**THE TASK**
Can you give all the records again without altering a single character?

** Start DATA FOR THIS EXERCISE **

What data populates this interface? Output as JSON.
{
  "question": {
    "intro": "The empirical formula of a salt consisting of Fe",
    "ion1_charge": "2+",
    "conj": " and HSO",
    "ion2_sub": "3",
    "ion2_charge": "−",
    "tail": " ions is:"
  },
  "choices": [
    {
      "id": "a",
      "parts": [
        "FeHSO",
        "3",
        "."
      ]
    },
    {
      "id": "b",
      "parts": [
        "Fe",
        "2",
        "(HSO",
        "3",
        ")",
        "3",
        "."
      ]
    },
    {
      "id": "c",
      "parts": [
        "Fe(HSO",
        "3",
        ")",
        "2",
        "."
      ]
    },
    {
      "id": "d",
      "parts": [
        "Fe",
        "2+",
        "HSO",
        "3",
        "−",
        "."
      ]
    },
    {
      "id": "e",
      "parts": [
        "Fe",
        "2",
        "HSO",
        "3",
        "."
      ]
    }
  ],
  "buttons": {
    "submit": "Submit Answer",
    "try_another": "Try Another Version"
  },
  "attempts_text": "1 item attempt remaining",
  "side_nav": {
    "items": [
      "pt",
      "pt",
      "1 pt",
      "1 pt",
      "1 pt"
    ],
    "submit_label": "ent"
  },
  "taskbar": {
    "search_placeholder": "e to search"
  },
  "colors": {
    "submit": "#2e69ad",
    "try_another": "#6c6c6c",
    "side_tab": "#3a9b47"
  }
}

** End DATA FOR THIS EXERCISE **

**FULL OUTPUT**
What data populates this interface? Output as JSON.
{
  "question": {
    "intro": "The empirical formula of a salt consisting of Fe",
    "ion1_charge": "2+",
    "conj": " and HSO",
    "ion2_sub": "3",
    "ion2_charge": "−",
    "tail": " ions is:"
  },
  "choices": [
    {
      "id": "a",
      "parts": [
        "FeHSO",
        "3",
        "."
      ]
    },
    {
      "id": "b",
      "parts": [
        "Fe",
        "2",
        "(HSO",
        "3",
        ")",
        "3",
        "."
      ]
    },
    {
      "id": "c",
      "parts": [
        "Fe(HSO",
        "3",
        ")",
        "2",
        "."
      ]
    },
    {
      "id": "d",
      "parts": [
        "Fe",
        "2+",
        "HSO",
        "3",
        "−",
        "."
      ]
    },
    {
      "id": "e",
      "parts": [
        "Fe",
        "2",
        "HSO",
        "3",
        "."
      ]
    }
  ],
  "buttons": {
    "submit": "Submit Answer",
    "try_another": "Try Another Version"
  },
  "attempts_text": "1 item attempt remaining",
  "side_nav": {
    "items": [
      "pt",
      "pt",
      "1 pt",
      "1 pt",
      "1 pt"
    ],
    "submit_label": "ent"
  },
  "taskbar": {
    "search_placeholder": "e to search"
  },
  "colors": {
    "submit": "#2e69ad",
    "try_another": "#6c6c6c",
    "side_tab": "#3a9b47"
  }
}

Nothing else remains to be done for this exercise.